**EXERCISE INSTRUCTIONS**. Your task is to copy each line that has the word "Beijing".

**TASK INPUT**.
###

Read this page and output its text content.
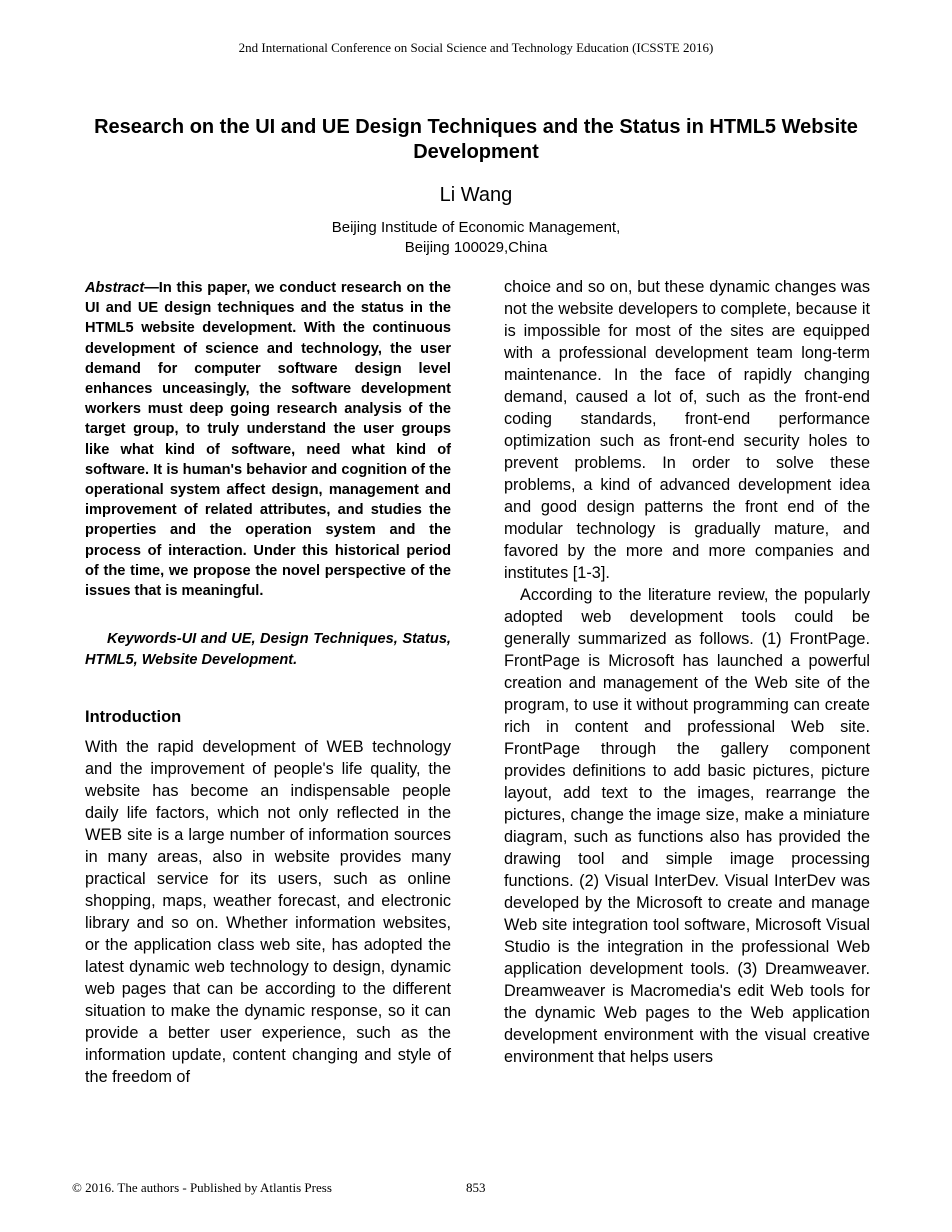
2nd International Conference on Social Science and Technology Education (ICSSTE 2016)
Research on the UI and UE Design Techniques and the Status in HTML5 Website Development
Li Wang
Beijing Institude of Economic Management,
Beijing 100029,China

Abstract—In this paper, we conduct research on the UI and UE design techniques and the status in the HTML5 website development. With the continuous development of science and technology, the user demand for computer software design level enhances unceasingly, the software development workers must deep going research analysis of the target group, to truly understand the user groups like what kind of software, need what kind of software. It is human's behavior and cognition of the operational system affect design, management and improvement of related attributes, and studies the properties and the operation system and the process of interaction. Under this historical period of the time, we propose the novel perspective of the issues that is meaningful.

Keywords-UI and UE, Design Techniques, Status, HTML5, Website Development.

Introduction

With the rapid development of WEB technology and the improvement of people's life quality, the website has become an indispensable people daily life factors, which not only reflected in the WEB site is a large number of information sources in many areas, also in website provides many practical service for its users, such as online shopping, maps, weather forecast, and electronic library and so on. Whether information websites, or the application class web site, has adopted the latest dynamic web technology to design, dynamic web pages that can be according to the different situation to make the dynamic response, so it can provide a better user experience, such as the information update, content changing and style of the freedom of

choice and so on, but these dynamic changes was not the website developers to complete, because it is impossible for most of the sites are equipped with a professional development team long-term maintenance. In the face of rapidly changing demand, caused a lot of, such as the front-end coding standards, front-end performance optimization such as front-end security holes to prevent problems. In order to solve these problems, a kind of advanced development idea and good design patterns the front end of the modular technology is gradually mature, and favored by the more and more companies and institutes [1-3].

According to the literature review, the popularly adopted web development tools could be generally summarized as follows. (1) FrontPage. FrontPage is Microsoft has launched a powerful creation and management of the Web site of the program, to use it without programming can create rich in content and professional Web site. FrontPage through the gallery component provides definitions to add basic pictures, picture layout, add text to the images, rearrange the pictures, change the image size, make a miniature diagram, such as functions also has provided the drawing tool and simple image processing functions. (2) Visual InterDev. Visual InterDev was developed by the Microsoft to create and manage Web site integration tool software, Microsoft Visual Studio is the integration in the professional Web application development tools. (3) Dreamweaver. Dreamweaver is Macromedia's edit Web tools for the dynamic Web pages to the Web application development environment with the visual creative environment that helps users

© 2016. The authors - Published by Atlantis Press	853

###

**TASK RESPONSE**.
Beijing Institude of Economic Management,
Beijing 100029,China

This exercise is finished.